GIVEN EXERCISE: Locate the lines where "Section" occurs and copy them as they stand.

------------------------------------------------------------

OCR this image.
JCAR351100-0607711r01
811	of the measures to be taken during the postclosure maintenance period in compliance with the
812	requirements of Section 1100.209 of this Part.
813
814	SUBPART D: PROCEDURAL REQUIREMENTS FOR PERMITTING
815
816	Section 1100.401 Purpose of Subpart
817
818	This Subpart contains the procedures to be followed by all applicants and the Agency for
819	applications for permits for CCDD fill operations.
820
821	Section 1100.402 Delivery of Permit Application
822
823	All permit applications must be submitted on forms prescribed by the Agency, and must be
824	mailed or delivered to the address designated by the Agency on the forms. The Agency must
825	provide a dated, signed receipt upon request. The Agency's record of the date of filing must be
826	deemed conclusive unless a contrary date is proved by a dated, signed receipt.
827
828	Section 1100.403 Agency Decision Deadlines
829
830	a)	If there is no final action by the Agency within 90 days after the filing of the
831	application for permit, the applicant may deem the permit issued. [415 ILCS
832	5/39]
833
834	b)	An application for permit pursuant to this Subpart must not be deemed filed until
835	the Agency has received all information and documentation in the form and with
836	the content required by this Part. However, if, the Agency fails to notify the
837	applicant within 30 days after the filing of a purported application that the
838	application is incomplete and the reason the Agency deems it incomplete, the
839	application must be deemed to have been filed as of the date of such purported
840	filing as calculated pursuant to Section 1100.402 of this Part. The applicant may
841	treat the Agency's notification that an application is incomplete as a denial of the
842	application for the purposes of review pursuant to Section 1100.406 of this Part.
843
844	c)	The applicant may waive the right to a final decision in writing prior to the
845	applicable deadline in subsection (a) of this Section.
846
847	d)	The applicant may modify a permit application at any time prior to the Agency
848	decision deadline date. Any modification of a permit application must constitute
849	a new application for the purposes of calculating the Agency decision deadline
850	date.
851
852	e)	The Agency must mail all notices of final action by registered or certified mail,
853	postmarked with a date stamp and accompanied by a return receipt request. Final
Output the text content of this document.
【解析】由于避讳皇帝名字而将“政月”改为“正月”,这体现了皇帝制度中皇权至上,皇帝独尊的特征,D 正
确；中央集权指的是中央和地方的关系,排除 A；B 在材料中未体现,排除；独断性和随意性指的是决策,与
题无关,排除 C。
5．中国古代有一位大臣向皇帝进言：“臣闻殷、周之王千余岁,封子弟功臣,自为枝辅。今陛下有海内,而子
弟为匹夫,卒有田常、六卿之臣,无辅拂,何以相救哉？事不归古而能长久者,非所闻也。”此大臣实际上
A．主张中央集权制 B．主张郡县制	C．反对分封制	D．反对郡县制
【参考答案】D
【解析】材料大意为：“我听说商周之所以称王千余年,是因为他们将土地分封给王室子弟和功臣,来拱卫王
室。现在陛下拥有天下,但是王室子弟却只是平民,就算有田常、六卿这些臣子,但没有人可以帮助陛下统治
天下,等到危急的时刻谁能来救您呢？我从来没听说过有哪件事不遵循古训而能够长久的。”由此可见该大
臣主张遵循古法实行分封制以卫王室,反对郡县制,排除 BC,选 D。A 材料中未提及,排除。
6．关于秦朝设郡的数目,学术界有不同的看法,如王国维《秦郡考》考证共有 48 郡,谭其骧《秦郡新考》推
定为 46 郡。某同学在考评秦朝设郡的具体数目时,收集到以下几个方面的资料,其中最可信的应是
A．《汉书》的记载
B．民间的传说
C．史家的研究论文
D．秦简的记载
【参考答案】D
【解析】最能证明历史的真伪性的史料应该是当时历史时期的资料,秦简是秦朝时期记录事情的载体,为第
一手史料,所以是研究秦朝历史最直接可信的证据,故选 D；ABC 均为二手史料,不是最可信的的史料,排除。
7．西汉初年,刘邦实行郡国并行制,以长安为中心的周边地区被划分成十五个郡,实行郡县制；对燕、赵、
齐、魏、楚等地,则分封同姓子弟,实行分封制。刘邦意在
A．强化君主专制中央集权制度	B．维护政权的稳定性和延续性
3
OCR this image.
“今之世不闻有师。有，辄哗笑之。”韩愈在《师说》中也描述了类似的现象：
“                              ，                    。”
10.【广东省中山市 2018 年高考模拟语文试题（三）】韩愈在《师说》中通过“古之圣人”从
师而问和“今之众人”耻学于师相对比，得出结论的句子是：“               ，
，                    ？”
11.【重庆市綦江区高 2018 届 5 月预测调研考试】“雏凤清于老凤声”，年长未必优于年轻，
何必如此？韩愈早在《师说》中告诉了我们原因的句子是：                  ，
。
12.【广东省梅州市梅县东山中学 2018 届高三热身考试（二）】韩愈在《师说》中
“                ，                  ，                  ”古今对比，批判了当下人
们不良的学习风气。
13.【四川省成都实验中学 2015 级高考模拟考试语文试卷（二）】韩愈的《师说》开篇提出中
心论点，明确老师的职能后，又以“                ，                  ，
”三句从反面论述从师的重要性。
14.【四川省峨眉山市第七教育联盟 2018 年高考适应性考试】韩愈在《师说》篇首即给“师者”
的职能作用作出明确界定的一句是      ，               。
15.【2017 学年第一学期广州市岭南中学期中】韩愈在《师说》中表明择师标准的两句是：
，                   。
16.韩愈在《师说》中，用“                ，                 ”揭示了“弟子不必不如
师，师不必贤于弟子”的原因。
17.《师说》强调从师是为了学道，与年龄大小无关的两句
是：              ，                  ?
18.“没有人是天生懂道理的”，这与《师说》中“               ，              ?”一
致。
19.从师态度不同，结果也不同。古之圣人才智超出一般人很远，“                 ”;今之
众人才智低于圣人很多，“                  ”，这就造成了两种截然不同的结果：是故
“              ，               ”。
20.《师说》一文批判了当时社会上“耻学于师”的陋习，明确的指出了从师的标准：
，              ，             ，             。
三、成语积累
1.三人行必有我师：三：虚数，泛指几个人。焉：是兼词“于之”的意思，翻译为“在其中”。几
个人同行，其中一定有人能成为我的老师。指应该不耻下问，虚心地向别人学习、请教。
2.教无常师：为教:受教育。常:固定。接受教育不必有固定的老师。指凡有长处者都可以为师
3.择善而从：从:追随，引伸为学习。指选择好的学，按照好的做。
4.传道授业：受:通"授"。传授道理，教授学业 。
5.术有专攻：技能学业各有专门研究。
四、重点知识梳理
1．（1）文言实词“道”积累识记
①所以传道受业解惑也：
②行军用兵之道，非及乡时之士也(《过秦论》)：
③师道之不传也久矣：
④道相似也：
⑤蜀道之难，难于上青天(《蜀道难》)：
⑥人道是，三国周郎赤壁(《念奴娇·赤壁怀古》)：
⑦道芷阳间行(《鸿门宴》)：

------------------------------------------------------------

FULL OUTPUT:
812	requirements of Section 1100.209 of this Part.
816	Section 1100.401 Purpose of Subpart
821	Section 1100.402 Delivery of Permit Application
828	Section 1100.403 Agency Decision Deadlines
840	filing as calculated pursuant to Section 1100.402 of this Part. The applicant may
842	application for the purposes of review pursuant to Section 1100.406 of this Part.
845	applicable deadline in subsection (a) of this Section.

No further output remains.